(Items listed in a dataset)
====
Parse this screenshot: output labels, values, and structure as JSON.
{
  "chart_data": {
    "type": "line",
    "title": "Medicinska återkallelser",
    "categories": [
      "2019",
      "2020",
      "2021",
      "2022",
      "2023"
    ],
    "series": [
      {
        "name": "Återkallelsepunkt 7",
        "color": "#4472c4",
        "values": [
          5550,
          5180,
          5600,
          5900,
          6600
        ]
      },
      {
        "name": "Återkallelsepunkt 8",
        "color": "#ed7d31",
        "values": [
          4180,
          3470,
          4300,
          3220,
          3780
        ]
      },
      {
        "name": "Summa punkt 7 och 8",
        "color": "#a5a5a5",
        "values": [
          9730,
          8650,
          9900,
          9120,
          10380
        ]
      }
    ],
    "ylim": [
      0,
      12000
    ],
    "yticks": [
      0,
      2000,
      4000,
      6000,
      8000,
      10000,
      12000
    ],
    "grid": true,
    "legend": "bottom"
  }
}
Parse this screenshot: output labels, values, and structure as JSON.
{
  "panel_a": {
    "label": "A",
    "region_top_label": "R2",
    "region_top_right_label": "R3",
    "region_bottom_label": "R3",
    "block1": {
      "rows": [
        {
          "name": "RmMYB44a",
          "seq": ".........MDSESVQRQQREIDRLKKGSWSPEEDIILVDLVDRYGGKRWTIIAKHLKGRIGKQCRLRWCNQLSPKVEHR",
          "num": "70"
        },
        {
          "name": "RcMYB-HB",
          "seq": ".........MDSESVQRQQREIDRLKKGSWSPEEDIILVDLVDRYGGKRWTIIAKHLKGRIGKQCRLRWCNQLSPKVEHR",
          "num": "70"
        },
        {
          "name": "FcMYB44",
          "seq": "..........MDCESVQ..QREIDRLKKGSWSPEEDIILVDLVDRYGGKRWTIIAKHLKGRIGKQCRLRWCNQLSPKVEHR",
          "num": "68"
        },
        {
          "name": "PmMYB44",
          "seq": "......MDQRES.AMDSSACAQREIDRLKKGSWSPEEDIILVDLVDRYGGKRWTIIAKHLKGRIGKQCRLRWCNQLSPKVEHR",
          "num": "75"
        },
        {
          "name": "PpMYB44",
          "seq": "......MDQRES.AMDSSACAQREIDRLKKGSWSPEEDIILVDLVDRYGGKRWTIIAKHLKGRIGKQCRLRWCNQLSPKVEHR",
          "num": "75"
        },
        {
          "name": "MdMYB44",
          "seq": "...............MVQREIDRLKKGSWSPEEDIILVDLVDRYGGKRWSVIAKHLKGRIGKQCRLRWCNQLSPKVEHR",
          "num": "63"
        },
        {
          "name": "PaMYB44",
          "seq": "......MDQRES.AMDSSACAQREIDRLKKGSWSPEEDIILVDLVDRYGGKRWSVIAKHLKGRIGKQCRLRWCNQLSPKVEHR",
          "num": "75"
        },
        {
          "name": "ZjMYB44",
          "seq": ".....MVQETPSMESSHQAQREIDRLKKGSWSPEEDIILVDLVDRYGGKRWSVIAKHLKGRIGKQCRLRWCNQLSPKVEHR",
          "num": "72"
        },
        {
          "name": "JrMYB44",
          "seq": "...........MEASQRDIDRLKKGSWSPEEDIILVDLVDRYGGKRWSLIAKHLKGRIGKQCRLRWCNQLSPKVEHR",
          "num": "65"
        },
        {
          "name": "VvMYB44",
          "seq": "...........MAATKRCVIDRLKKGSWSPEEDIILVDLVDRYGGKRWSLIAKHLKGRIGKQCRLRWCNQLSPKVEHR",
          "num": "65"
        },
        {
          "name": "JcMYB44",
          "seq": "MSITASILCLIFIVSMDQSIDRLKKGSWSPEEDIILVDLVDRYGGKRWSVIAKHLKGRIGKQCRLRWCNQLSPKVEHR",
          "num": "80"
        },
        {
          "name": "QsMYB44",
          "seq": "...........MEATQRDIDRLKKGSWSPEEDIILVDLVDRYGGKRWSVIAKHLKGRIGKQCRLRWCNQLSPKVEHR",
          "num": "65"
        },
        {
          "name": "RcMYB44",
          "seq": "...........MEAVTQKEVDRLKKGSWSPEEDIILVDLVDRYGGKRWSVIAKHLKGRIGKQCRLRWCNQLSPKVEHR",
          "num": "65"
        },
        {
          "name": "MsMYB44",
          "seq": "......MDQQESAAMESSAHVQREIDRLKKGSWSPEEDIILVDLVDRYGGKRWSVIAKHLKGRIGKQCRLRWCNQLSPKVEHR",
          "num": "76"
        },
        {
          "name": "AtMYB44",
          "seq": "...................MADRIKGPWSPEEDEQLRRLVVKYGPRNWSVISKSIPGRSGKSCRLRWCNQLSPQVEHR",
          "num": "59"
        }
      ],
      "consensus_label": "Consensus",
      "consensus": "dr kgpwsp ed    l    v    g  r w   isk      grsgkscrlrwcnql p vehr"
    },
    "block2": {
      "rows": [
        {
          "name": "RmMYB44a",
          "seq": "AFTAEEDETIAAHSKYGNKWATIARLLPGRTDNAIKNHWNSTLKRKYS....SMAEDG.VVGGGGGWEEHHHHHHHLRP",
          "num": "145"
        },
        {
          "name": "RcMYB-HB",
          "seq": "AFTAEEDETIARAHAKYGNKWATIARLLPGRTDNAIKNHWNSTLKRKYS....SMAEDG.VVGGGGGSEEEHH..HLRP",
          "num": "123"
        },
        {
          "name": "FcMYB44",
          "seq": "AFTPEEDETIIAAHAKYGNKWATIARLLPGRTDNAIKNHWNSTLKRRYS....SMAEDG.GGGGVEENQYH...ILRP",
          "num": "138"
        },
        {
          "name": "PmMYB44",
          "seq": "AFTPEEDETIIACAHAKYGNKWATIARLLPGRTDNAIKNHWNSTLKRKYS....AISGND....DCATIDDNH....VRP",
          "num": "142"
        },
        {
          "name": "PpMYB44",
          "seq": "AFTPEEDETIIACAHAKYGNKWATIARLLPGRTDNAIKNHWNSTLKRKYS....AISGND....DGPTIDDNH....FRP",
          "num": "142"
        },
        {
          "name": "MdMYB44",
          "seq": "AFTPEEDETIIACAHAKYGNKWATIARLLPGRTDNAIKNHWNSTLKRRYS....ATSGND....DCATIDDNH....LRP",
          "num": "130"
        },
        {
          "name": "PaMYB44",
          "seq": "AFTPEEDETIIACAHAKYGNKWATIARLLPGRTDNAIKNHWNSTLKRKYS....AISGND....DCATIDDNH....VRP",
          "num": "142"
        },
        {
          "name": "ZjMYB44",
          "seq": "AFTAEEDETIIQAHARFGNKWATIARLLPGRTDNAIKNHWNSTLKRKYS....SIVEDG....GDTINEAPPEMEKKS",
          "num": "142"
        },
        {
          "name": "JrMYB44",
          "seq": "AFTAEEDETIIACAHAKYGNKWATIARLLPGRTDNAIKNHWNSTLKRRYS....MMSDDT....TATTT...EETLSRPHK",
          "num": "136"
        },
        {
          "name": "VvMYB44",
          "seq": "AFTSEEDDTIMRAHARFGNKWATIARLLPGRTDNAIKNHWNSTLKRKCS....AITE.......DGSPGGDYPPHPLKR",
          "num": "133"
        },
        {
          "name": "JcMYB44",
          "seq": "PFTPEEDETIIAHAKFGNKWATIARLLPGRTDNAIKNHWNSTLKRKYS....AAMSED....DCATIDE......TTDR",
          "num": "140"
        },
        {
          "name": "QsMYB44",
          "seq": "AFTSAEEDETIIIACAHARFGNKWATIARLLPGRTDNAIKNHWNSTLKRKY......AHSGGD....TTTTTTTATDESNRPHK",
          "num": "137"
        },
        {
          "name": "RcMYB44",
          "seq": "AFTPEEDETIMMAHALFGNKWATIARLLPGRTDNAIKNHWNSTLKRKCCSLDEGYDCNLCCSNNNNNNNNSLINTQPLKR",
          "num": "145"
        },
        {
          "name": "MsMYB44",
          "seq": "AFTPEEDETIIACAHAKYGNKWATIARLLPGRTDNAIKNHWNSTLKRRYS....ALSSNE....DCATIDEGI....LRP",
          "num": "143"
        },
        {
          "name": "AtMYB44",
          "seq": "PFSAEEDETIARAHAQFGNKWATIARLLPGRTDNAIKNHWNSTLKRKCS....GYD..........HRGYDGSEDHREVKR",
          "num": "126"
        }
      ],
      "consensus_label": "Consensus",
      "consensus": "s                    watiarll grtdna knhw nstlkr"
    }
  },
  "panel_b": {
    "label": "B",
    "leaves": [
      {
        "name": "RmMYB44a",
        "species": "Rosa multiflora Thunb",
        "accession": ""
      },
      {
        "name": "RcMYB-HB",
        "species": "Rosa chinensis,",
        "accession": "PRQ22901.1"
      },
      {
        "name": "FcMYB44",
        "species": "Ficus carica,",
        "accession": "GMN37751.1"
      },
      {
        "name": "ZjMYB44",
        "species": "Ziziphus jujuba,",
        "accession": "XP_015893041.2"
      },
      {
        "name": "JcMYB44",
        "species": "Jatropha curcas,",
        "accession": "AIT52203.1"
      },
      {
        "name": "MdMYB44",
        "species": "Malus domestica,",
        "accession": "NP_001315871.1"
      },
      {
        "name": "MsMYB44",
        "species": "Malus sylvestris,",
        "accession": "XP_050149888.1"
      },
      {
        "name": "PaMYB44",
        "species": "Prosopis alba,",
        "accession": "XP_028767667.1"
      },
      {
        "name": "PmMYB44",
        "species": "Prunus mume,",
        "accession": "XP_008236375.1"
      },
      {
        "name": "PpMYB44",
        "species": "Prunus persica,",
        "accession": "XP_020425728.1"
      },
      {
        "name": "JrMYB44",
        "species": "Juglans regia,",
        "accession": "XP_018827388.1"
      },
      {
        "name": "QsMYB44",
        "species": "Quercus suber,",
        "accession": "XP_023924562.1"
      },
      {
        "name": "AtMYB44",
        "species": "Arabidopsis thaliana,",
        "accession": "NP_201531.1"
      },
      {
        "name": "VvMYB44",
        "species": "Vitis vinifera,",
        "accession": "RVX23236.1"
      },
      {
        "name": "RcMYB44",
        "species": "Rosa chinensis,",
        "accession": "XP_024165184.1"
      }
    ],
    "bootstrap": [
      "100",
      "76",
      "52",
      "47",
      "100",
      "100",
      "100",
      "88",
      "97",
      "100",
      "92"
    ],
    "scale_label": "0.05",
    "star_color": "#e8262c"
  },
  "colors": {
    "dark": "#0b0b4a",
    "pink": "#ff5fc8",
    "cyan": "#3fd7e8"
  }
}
====
Where does the word "Malus" appear? Return each line that holds it.

        "species": "Malus domestica,",
        "species": "Malus sylvestris,",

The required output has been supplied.